Repeat, without any change, the entries presented below.

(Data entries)
-- BEGIN --

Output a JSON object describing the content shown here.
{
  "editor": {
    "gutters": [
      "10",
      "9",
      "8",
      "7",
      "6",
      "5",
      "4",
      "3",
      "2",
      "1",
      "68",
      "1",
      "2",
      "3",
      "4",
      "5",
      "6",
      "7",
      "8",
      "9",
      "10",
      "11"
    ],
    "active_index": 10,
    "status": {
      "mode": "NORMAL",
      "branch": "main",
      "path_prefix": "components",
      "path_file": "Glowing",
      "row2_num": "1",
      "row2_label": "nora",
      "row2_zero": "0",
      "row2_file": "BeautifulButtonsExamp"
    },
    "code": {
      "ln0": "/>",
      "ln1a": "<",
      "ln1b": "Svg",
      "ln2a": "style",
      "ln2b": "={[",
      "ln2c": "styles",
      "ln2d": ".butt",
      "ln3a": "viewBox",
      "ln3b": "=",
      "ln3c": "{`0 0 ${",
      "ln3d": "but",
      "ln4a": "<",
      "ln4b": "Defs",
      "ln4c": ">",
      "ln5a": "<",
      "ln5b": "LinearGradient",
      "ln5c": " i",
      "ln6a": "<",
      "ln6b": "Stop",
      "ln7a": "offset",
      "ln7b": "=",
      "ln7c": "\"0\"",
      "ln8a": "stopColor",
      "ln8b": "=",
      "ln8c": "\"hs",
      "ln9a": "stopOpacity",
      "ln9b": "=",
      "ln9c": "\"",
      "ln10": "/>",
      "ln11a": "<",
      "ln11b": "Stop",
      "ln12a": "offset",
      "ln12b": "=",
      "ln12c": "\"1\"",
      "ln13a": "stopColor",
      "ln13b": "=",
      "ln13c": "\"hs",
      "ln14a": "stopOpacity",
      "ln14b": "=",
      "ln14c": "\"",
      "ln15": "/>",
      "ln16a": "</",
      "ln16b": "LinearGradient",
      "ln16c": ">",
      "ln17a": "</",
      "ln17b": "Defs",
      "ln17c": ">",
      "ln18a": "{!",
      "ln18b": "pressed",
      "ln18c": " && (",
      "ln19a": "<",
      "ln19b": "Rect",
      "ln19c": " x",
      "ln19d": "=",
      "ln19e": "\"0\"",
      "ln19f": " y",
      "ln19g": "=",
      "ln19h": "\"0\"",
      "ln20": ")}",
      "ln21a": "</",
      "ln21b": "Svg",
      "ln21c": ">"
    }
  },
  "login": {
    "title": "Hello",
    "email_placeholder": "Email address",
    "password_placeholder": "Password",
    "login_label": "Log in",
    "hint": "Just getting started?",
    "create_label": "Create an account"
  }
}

-- END --

> [Final result]:
Output a JSON object describing the content shown here.
{
  "editor": {
    "gutters": [
      "10",
      "9",
      "8",
      "7",
      "6",
      "5",
      "4",
      "3",
      "2",
      "1",
      "68",
      "1",
      "2",
      "3",
      "4",
      "5",
      "6",
      "7",
      "8",
      "9",
      "10",
      "11"
    ],
    "active_index": 10,
    "status": {
      "mode": "NORMAL",
      "branch": "main",
      "path_prefix": "components",
      "path_file": "Glowing",
      "row2_num": "1",
      "row2_label": "nora",
      "row2_zero": "0",
      "row2_file": "BeautifulButtonsExamp"
    },
    "code": {
      "ln0": "/>",
      "ln1a": "<",
      "ln1b": "Svg",
      "ln2a": "style",
      "ln2b": "={[",
      "ln2c": "styles",
      "ln2d": ".butt",
      "ln3a": "viewBox",
      "ln3b": "=",
      "ln3c": "{`0 0 ${",
      "ln3d": "but",
      "ln4a": "<",
      "ln4b": "Defs",
      "ln4c": ">",
      "ln5a": "<",
      "ln5b": "LinearGradient",
      "ln5c": " i",
      "ln6a": "<",
      "ln6b": "Stop",
      "ln7a": "offset",
      "ln7b": "=",
      "ln7c": "\"0\"",
      "ln8a": "stopColor",
      "ln8b": "=",
      "ln8c": "\"hs",
      "ln9a": "stopOpacity",
      "ln9b": "=",
      "ln9c": "\"",
      "ln10": "/>",
      "ln11a": "<",
      "ln11b": "Stop",
      "ln12a": "offset",
      "ln12b": "=",
      "ln12c": "\"1\"",
      "ln13a": "stopColor",
      "ln13b": "=",
      "ln13c": "\"hs",
      "ln14a": "stopOpacity",
      "ln14b": "=",
      "ln14c": "\"",
      "ln15": "/>",
      "ln16a": "</",
      "ln16b": "LinearGradient",
      "ln16c": ">",
      "ln17a": "</",
      "ln17b": "Defs",
      "ln17c": ">",
      "ln18a": "{!",
      "ln18b": "pressed",
      "ln18c": " && (",
      "ln19a": "<",
      "ln19b": "Rect",
      "ln19c": " x",
      "ln19d": "=",
      "ln19e": "\"0\"",
      "ln19f": " y",
      "ln19g": "=",
      "ln19h": "\"0\"",
      "ln20": ")}",
      "ln21a": "</",
      "ln21b": "Svg",
      "ln21c": ">"
    }
  },
  "login": {
    "title": "Hello",
    "email_placeholder": "Email address",
    "password_placeholder": "Password",
    "login_label": "Log in",
    "hint": "Just getting started?",
    "create_label": "Create an account"
  }
}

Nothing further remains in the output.